[Request] Below are entries to be transcribed exactly; exclude the pictures from the copy.

== Material supplied ==

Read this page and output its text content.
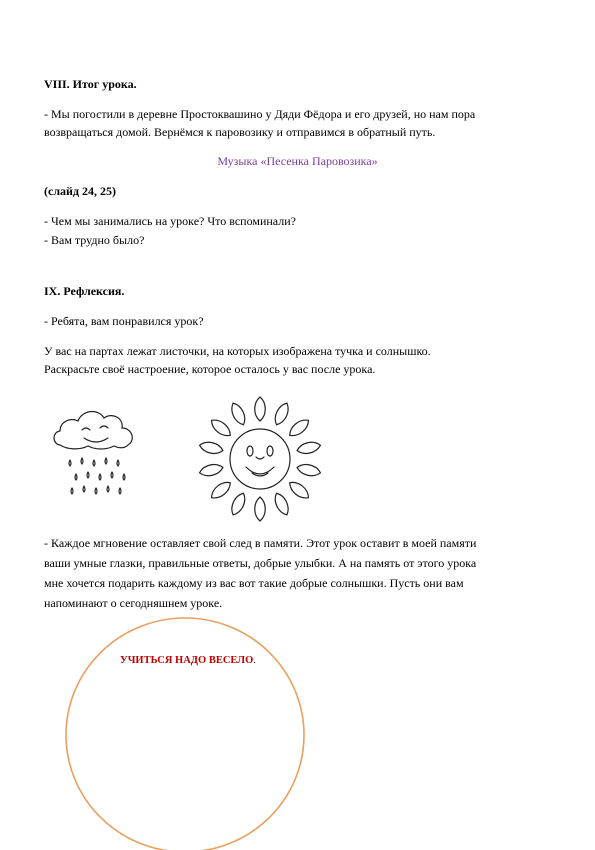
VIII. Итог урока.
- Мы погостили в деревне Простоквашино у Дяди Фёдора и его друзей, но нам пора
возвращаться домой. Вернёмся к паровозику и отправимся в обратный путь.
Музыка «Песенка Паровозика»
(слайд 24, 25)
- Чем мы занимались на уроке? Что вспоминали?
- Вам трудно было?
IX. Рефлексия.
- Ребята, вам понравился урок?
У вас на партах лежат листочки, на которых изображена тучка и солнышко.
Раскрасьте своё настроение, которое осталось у вас после урока.
- Каждое мгновение оставляет свой след в памяти. Этот урок оставит в моей памяти
ваши умные глазки, правильные ответы, добрые улыбки. А на память от этого урока
мне хочется подарить каждому из вас вот такие добрые солнышки. Пусть они вам
напоминают о сегодняшнем уроке.
УЧИТЬСЯ НАДО ВЕСЕЛО.
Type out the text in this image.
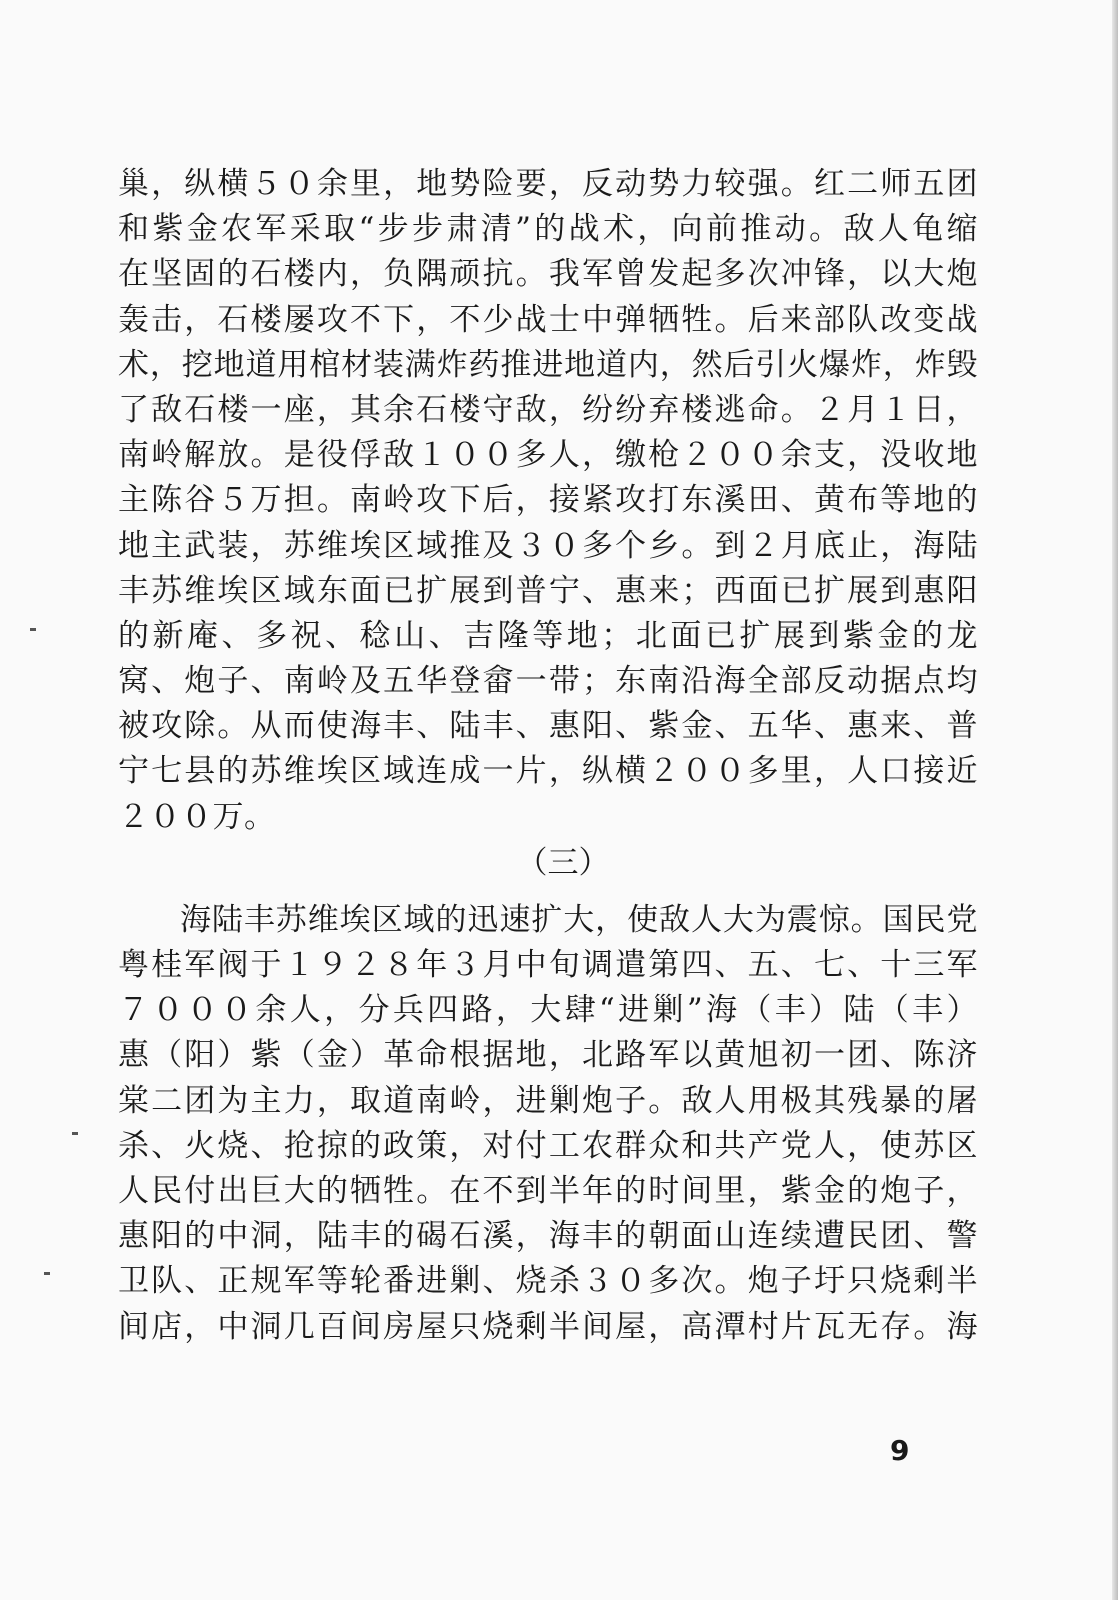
巢，纵横５０余里，地势险要，反动势力较强。红二师五团
和紫金农军采取“步步肃清”的战术，向前推动。敌人龟缩
在坚固的石楼内，负隅顽抗。我军曾发起多次冲锋，以大炮
轰击，石楼屡攻不下，不少战士中弹牺牲。后来部队改变战
术，挖地道用棺材装满炸药推进地道内，然后引火爆炸，炸毁
了敌石楼一座，其余石楼守敌，纷纷弃楼逃命。２月１日，
南岭解放。是役俘敌１００多人，缴枪２００余支，没收地
主陈谷５万担。南岭攻下后，接紧攻打东溪田、黄布等地的
地主武装，苏维埃区域推及３０多个乡。到２月底止，海陆
丰苏维埃区域东面已扩展到普宁、惠来；西面已扩展到惠阳
的新庵、多祝、稔山、吉隆等地；北面已扩展到紫金的龙
窝、炮子、南岭及五华登畲一带；东南沿海全部反动据点均
被攻除。从而使海丰、陆丰、惠阳、紫金、五华、惠来、普
宁七县的苏维埃区域连成一片，纵横２００多里，人口接近
２００万。
（三）
海陆丰苏维埃区域的迅速扩大，使敌人大为震惊。国民党
粤桂军阀于１９２８年３月中旬调遣第四、五、七、十三军
７０００余人，分兵四路，大肆“进剿”海（丰）陆（丰）
惠（阳）紫（金）革命根据地，北路军以黄旭初一团、陈济
棠二团为主力，取道南岭，进剿炮子。敌人用极其残暴的屠
杀、火烧、抢掠的政策，对付工农群众和共产党人，使苏区
人民付出巨大的牺牲。在不到半年的时间里，紫金的炮子，
惠阳的中洞，陆丰的碣石溪，海丰的朝面山连续遭民团、警
卫队、正规军等轮番进剿、烧杀３０多次。炮子圩只烧剩半
间店，中洞几百间房屋只烧剩半间屋，高潭村片瓦无存。海
9
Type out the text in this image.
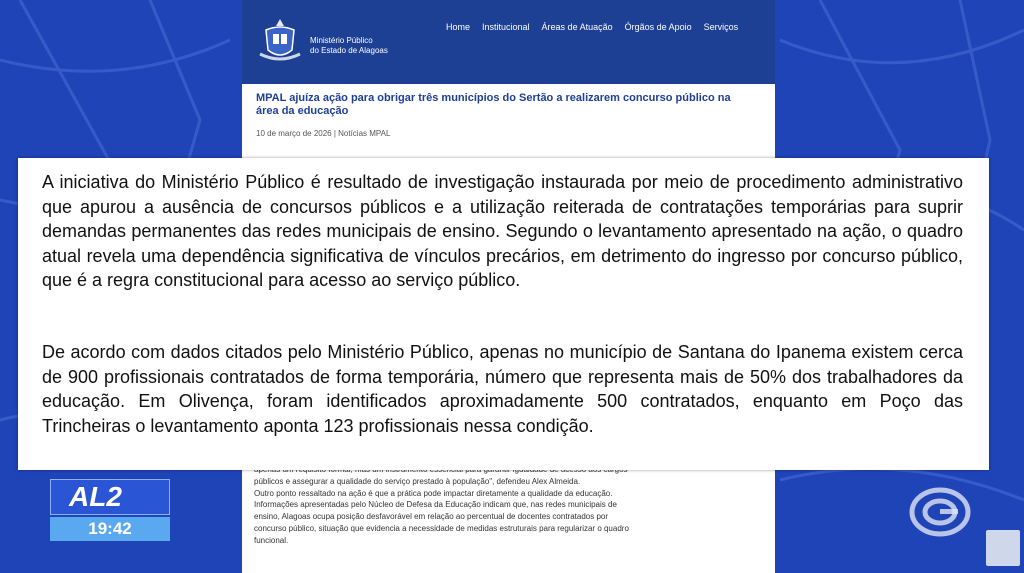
Ministério Público
do Estado de Alagoas
Home Institucional Áreas de Atuação Órgãos de Apoio Serviços
MPAL ajuíza ação para obrigar três municípios do Sertão a realizarem concurso público na área da educação
10 de março de 2026 | Notícias MPAL

públicos e assegurar a qualidade do serviço prestado à população", defendeu Alex Almeida.

Outro ponto ressaltado na ação é que a prática pode impactar diretamente a qualidade da educação.

Informações apresentadas pelo Núcleo de Defesa da Educação indicam que, nas redes municipais de

ensino, Alagoas ocupa posição desfavorável em relação ao percentual de docentes contratados por

concurso público, situação que evidencia a necessidade de medidas estruturais para regularizar o quadro

funcional.

A iniciativa do Ministério Público é resultado de investigação instaurada por meio de procedimento administrativo que apurou a ausência de concursos públicos e a utilização reiterada de contratações temporárias para suprir demandas permanentes das redes municipais de ensino. Segundo o levantamento apresentado na ação, o quadro atual revela uma dependência significativa de vínculos precários, em detrimento do ingresso por concurso público, que é a regra constitucional para acesso ao serviço público.

De acordo com dados citados pelo Ministério Público, apenas no município de Santana do Ipanema existem cerca de 900 profissionais contratados de forma temporária, número que representa mais de 50% dos trabalhadores da educação. Em Olivença, foram identificados aproximadamente 500 contratados, enquanto em Poço das Trincheiras o levantamento aponta 123 profissionais nessa condição.

AL2
19:42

===

[The reply]
Read this page and output its text content.
VIII. Итог урока.
- Мы погостили в деревне Простоквашино у Дяди Фёдора и его друзей, но нам пора
возвращаться домой. Вернёмся к паровозику и отправимся в обратный путь.
Музыка «Песенка Паровозика»
(слайд 24, 25)
- Чем мы занимались на уроке? Что вспоминали?
- Вам трудно было?
IX. Рефлексия.
- Ребята, вам понравился урок?
У вас на партах лежат листочки, на которых изображена тучка и солнышко.
Раскрасьте своё настроение, которое осталось у вас после урока.
- Каждое мгновение оставляет свой след в памяти. Этот урок оставит в моей памяти
ваши умные глазки, правильные ответы, добрые улыбки. А на память от этого урока
мне хочется подарить каждому из вас вот такие добрые солнышки. Пусть они вам
напоминают о сегодняшнем уроке.
УЧИТЬСЯ НАДО ВЕСЕЛО.
Type out the text in this image.
巢，纵横５０余里，地势险要，反动势力较强。红二师五团
和紫金农军采取“步步肃清”的战术，向前推动。敌人龟缩
在坚固的石楼内，负隅顽抗。我军曾发起多次冲锋，以大炮
轰击，石楼屡攻不下，不少战士中弹牺牲。后来部队改变战
术，挖地道用棺材装满炸药推进地道内，然后引火爆炸，炸毁
了敌石楼一座，其余石楼守敌，纷纷弃楼逃命。２月１日，
南岭解放。是役俘敌１００多人，缴枪２００余支，没收地
主陈谷５万担。南岭攻下后，接紧攻打东溪田、黄布等地的
地主武装，苏维埃区域推及３０多个乡。到２月底止，海陆
丰苏维埃区域东面已扩展到普宁、惠来；西面已扩展到惠阳
的新庵、多祝、稔山、吉隆等地；北面已扩展到紫金的龙
窝、炮子、南岭及五华登畲一带；东南沿海全部反动据点均
被攻除。从而使海丰、陆丰、惠阳、紫金、五华、惠来、普
宁七县的苏维埃区域连成一片，纵横２００多里，人口接近
２００万。
（三）
海陆丰苏维埃区域的迅速扩大，使敌人大为震惊。国民党
粤桂军阀于１９２８年３月中旬调遣第四、五、七、十三军
７０００余人，分兵四路，大肆“进剿”海（丰）陆（丰）
惠（阳）紫（金）革命根据地，北路军以黄旭初一团、陈济
棠二团为主力，取道南岭，进剿炮子。敌人用极其残暴的屠
杀、火烧、抢掠的政策，对付工农群众和共产党人，使苏区
人民付出巨大的牺牲。在不到半年的时间里，紫金的炮子，
惠阳的中洞，陆丰的碣石溪，海丰的朝面山连续遭民团、警
卫队、正规军等轮番进剿、烧杀３０多次。炮子圩只烧剩半
间店，中洞几百间房屋只烧剩半间屋，高潭村片瓦无存。海
9
Type out the text in this image.
Ministério Público
do Estado de Alagoas
Home Institucional Áreas de Atuação Órgãos de Apoio Serviços
MPAL ajuíza ação para obrigar três municípios do Sertão a realizarem concurso público na área da educação
10 de março de 2026 | Notícias MPAL

públicos e assegurar a qualidade do serviço prestado à população", defendeu Alex Almeida.

Outro ponto ressaltado na ação é que a prática pode impactar diretamente a qualidade da educação.

Informações apresentadas pelo Núcleo de Defesa da Educação indicam que, nas redes municipais de

ensino, Alagoas ocupa posição desfavorável em relação ao percentual de docentes contratados por

concurso público, situação que evidencia a necessidade de medidas estruturais para regularizar o quadro

funcional.

A iniciativa do Ministério Público é resultado de investigação instaurada por meio de procedimento administrativo que apurou a ausência de concursos públicos e a utilização reiterada de contratações temporárias para suprir demandas permanentes das redes municipais de ensino. Segundo o levantamento apresentado na ação, o quadro atual revela uma dependência significativa de vínculos precários, em detrimento do ingresso por concurso público, que é a regra constitucional para acesso ao serviço público.

De acordo com dados citados pelo Ministério Público, apenas no município de Santana do Ipanema existem cerca de 900 profissionais contratados de forma temporária, número que representa mais de 50% dos trabalhadores da educação. Em Olivença, foram identificados aproximadamente 500 contratados, enquanto em Poço das Trincheiras o levantamento aponta 123 profissionais nessa condição.

AL2
19:42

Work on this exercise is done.